**WHAT THIS TASK INVOLVES:** Give the number of lines holding the string "until", and nothing else.
── EXERCISE INPUT
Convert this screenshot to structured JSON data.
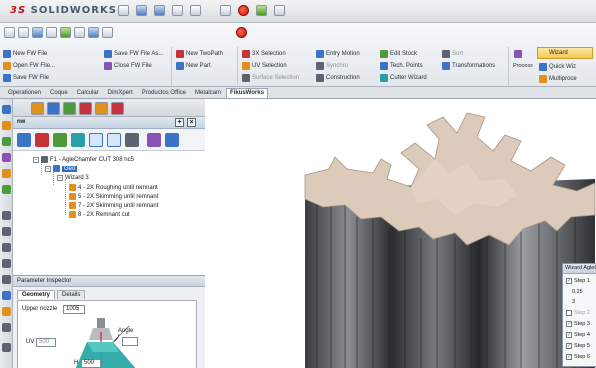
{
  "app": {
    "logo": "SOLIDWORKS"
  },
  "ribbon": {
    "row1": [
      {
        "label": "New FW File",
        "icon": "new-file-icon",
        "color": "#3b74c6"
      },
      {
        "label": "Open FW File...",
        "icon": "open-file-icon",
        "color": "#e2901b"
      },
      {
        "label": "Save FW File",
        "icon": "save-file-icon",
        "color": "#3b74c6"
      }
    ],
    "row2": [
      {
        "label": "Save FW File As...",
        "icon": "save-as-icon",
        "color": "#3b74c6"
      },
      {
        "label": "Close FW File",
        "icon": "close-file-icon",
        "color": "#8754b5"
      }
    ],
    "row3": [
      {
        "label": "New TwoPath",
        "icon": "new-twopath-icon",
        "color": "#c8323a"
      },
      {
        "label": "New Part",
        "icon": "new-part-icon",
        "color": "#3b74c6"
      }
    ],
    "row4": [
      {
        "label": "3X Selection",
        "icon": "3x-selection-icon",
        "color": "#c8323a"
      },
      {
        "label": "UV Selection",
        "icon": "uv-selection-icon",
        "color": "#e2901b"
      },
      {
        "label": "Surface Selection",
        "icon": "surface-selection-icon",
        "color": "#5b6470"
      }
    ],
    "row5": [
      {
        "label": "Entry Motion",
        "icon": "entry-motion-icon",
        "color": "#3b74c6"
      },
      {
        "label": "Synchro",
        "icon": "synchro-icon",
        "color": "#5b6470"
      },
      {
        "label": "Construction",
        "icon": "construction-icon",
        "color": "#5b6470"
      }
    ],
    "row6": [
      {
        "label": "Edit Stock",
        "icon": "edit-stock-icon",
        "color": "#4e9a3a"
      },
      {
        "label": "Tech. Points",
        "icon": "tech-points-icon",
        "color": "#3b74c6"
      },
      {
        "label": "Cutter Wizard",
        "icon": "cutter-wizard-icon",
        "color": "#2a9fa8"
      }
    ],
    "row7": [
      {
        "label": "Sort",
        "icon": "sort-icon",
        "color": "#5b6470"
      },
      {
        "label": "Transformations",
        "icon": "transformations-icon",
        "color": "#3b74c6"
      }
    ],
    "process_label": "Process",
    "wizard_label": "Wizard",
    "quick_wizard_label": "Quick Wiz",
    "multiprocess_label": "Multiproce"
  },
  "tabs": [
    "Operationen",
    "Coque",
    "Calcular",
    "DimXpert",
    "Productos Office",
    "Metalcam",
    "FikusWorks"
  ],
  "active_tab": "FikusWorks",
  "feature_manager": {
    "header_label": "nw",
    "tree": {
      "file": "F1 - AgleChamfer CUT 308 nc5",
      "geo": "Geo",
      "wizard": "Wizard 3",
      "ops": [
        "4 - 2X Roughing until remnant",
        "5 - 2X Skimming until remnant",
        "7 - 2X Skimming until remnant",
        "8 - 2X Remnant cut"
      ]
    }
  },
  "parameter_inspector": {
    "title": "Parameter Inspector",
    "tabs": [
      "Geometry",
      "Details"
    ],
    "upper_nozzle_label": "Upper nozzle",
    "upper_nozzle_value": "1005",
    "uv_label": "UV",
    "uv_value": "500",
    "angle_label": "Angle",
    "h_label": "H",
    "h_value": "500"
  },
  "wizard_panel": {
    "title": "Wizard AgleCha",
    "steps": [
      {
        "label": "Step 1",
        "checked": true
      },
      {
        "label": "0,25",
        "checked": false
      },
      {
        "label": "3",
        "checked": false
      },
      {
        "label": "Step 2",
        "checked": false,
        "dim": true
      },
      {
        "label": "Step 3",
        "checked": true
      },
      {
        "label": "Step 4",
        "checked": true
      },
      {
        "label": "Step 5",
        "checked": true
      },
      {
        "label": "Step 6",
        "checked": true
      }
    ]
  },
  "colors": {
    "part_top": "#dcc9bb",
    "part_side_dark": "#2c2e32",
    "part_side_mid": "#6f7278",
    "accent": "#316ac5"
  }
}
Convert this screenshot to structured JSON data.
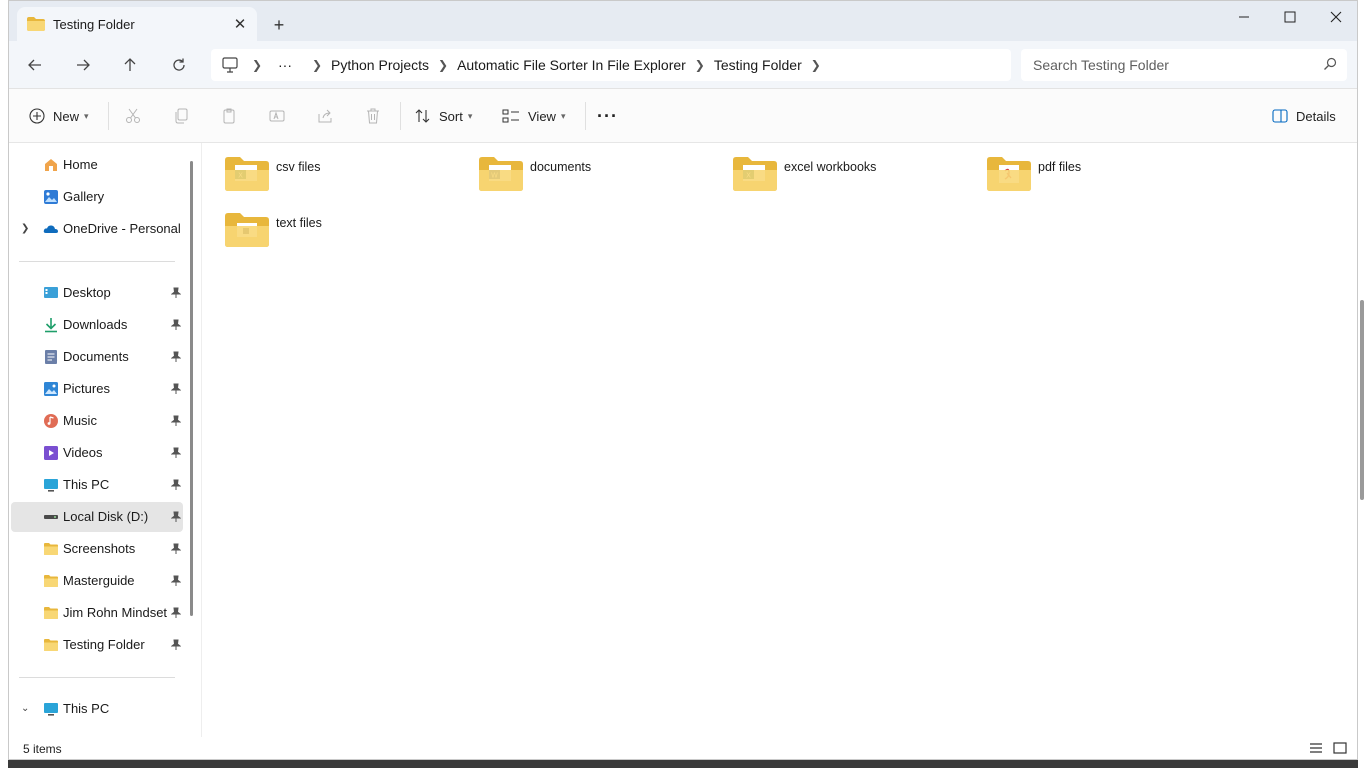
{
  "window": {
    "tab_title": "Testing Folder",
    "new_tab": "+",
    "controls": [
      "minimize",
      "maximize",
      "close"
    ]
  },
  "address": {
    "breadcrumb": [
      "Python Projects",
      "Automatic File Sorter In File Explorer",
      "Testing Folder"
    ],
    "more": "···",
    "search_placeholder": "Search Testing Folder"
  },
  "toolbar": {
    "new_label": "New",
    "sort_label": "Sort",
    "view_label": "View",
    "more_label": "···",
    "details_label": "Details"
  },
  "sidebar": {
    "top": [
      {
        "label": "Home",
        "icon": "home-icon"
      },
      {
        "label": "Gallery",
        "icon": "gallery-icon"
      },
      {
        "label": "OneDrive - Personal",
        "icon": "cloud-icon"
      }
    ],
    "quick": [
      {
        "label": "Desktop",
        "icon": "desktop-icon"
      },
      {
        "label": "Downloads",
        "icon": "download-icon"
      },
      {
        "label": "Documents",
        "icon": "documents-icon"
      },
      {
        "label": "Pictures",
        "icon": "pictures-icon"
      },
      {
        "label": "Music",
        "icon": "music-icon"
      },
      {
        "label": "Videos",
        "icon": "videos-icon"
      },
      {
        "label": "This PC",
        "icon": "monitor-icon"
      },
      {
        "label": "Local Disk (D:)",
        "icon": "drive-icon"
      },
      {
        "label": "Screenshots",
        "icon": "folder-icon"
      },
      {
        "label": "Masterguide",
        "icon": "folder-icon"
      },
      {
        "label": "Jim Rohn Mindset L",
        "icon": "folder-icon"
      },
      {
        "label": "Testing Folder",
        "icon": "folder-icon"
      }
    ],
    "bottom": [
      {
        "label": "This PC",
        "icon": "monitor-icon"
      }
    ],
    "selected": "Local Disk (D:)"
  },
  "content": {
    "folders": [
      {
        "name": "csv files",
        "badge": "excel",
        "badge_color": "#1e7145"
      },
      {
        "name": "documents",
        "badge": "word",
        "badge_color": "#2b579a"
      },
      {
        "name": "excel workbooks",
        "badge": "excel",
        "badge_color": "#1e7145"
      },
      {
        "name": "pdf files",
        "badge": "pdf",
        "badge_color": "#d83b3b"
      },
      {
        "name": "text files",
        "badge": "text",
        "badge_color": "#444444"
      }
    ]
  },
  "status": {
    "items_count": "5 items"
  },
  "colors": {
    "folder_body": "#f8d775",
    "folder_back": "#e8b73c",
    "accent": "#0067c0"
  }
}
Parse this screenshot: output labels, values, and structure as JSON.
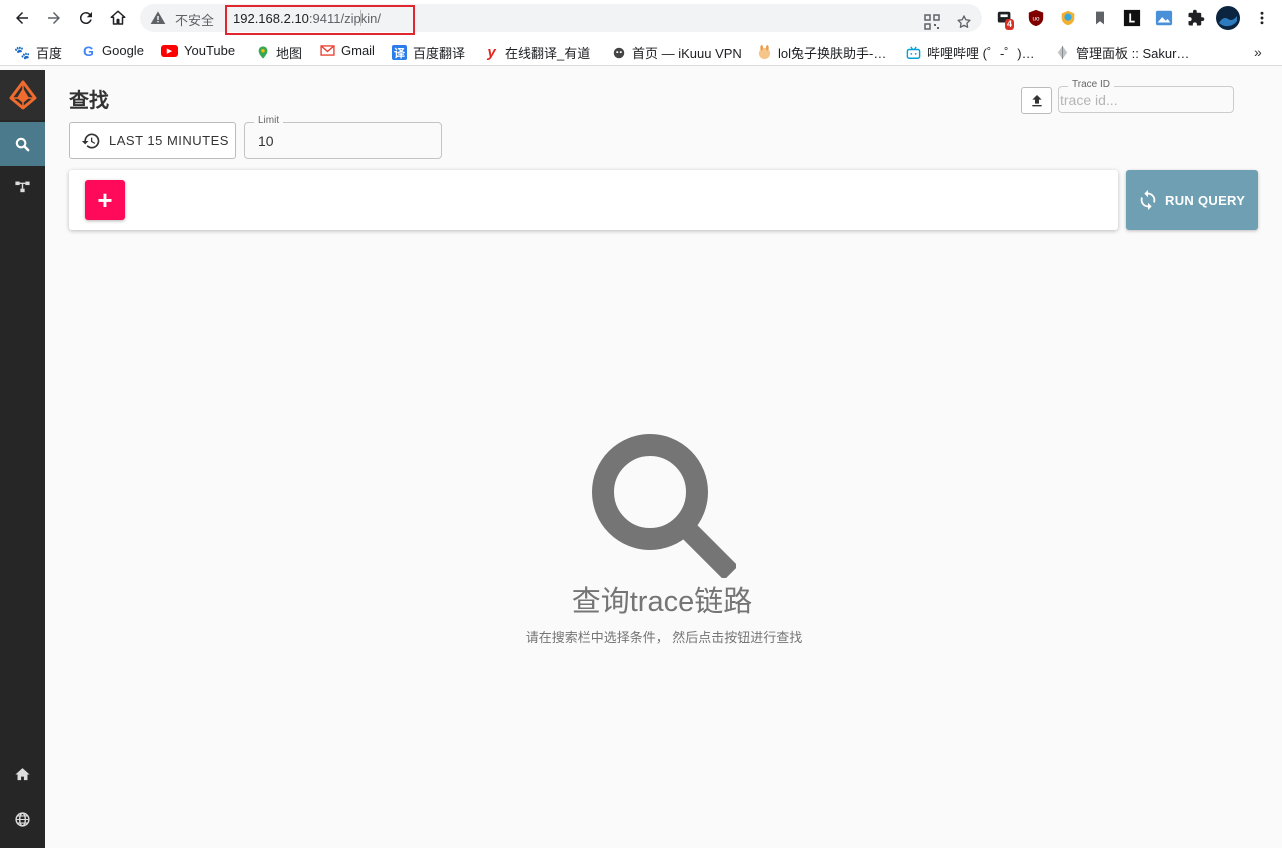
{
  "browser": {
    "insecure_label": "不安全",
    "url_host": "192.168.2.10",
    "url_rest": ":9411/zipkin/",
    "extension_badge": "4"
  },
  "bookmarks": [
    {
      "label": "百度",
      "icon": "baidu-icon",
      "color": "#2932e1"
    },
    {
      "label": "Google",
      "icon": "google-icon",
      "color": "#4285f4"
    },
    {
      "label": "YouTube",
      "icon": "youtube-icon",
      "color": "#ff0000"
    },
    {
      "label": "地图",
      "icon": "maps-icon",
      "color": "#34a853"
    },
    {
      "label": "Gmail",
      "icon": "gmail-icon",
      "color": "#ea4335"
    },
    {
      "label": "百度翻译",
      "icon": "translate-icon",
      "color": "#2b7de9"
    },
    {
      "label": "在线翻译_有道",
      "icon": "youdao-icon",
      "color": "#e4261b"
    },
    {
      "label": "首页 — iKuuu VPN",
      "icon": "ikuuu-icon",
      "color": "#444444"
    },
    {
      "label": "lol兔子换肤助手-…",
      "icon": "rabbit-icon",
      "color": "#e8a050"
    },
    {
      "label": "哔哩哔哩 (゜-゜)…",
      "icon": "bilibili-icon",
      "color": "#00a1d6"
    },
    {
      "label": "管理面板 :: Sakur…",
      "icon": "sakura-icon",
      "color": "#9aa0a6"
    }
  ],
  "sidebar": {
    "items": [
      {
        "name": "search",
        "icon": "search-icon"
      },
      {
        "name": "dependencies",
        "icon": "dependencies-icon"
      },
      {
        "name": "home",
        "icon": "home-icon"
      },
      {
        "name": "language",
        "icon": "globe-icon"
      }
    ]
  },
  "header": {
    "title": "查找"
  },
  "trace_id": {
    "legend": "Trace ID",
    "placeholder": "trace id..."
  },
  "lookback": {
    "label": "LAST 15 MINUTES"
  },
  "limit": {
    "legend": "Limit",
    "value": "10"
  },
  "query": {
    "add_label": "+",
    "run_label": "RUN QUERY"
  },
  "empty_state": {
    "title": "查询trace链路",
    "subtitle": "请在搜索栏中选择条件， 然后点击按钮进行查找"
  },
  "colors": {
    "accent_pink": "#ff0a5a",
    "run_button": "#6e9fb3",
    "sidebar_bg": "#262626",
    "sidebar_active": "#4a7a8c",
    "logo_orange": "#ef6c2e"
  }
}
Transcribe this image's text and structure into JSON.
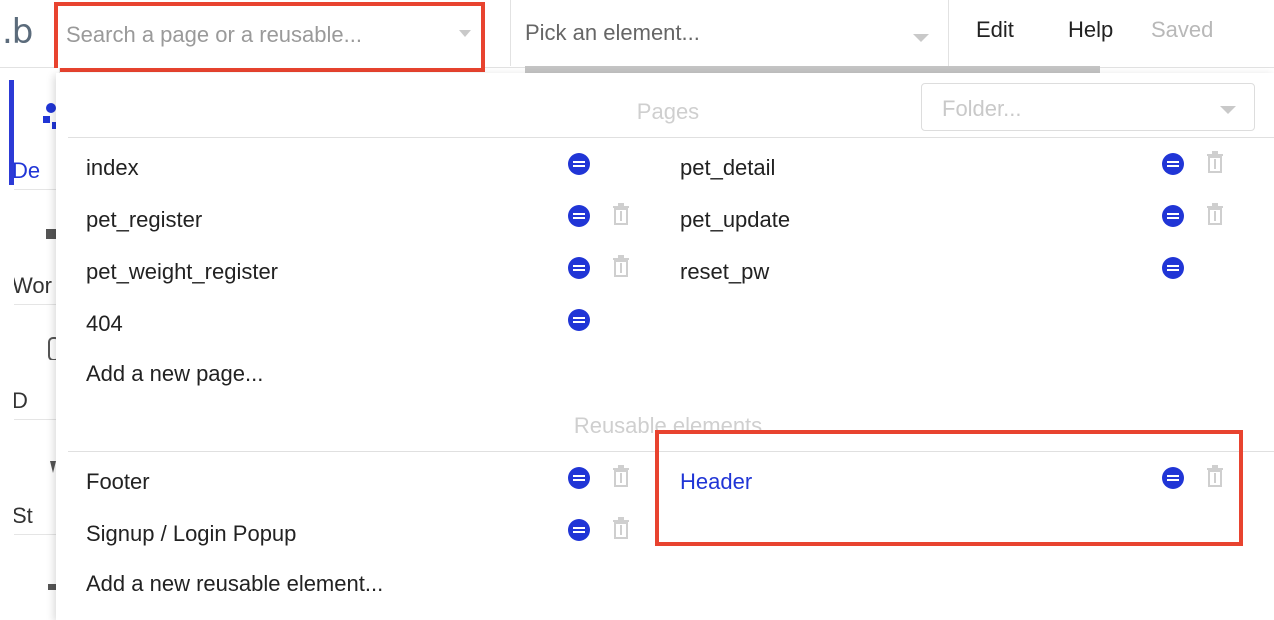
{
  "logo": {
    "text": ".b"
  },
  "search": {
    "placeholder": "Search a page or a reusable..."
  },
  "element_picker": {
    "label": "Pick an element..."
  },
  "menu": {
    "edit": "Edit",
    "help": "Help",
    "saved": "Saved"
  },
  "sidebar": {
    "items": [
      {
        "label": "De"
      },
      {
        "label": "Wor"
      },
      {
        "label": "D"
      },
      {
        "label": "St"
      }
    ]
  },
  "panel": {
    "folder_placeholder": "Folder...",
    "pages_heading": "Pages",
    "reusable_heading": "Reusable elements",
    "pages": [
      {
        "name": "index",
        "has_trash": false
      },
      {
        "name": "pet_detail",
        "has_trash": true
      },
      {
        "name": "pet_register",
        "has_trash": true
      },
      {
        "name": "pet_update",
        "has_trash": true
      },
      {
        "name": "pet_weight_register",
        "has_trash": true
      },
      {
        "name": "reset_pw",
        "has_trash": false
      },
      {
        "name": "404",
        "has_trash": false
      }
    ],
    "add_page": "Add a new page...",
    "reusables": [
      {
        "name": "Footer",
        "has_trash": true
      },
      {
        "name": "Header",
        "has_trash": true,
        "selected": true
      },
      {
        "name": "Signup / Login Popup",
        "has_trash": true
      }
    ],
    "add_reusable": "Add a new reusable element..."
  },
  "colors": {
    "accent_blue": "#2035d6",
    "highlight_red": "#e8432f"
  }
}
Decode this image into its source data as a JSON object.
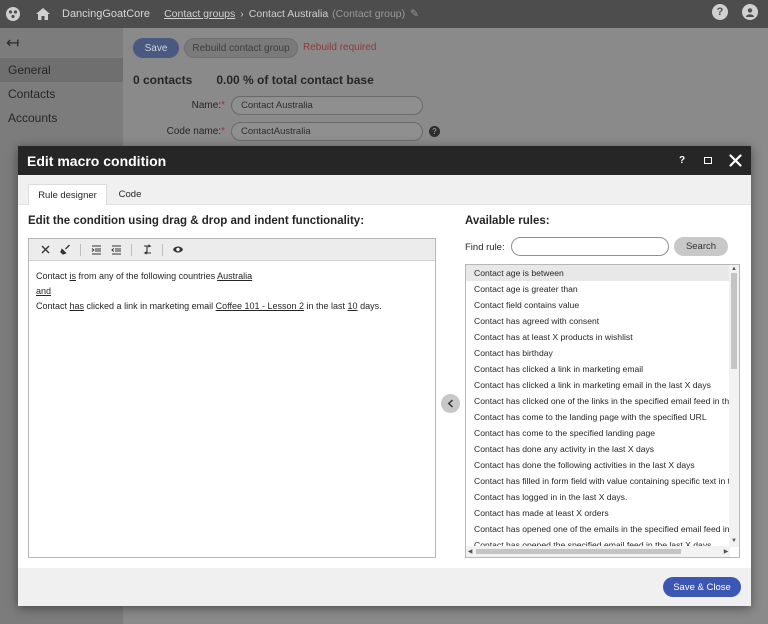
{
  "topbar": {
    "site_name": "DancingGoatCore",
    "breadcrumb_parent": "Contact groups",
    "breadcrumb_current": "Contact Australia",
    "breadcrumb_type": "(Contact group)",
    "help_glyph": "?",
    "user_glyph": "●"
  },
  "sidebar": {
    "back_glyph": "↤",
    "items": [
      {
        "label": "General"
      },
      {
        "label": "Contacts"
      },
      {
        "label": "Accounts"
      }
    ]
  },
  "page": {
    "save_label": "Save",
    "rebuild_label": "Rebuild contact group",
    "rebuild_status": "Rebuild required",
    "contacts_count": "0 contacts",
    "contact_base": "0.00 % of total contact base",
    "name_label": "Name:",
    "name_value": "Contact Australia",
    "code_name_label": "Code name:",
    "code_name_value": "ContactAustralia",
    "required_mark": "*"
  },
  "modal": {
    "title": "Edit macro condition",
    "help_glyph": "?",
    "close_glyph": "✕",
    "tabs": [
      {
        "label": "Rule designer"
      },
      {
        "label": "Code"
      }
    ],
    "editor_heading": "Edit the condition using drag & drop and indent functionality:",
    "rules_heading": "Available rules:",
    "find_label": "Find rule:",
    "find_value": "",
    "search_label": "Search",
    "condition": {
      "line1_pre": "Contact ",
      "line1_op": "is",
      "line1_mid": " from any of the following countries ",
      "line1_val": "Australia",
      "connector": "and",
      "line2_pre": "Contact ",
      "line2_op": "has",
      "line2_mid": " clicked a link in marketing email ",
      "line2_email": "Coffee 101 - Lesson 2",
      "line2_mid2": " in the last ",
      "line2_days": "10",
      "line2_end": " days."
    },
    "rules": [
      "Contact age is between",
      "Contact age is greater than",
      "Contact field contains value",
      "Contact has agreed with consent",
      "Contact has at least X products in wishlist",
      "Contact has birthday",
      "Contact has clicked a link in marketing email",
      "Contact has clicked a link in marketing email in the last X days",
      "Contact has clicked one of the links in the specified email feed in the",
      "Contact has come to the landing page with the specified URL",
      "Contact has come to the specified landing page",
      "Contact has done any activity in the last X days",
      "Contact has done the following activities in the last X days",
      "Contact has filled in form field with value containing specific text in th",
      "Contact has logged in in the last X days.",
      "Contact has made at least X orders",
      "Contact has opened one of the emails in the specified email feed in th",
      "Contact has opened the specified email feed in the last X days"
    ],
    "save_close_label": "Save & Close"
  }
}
────
**TASK SOLUTION:** 3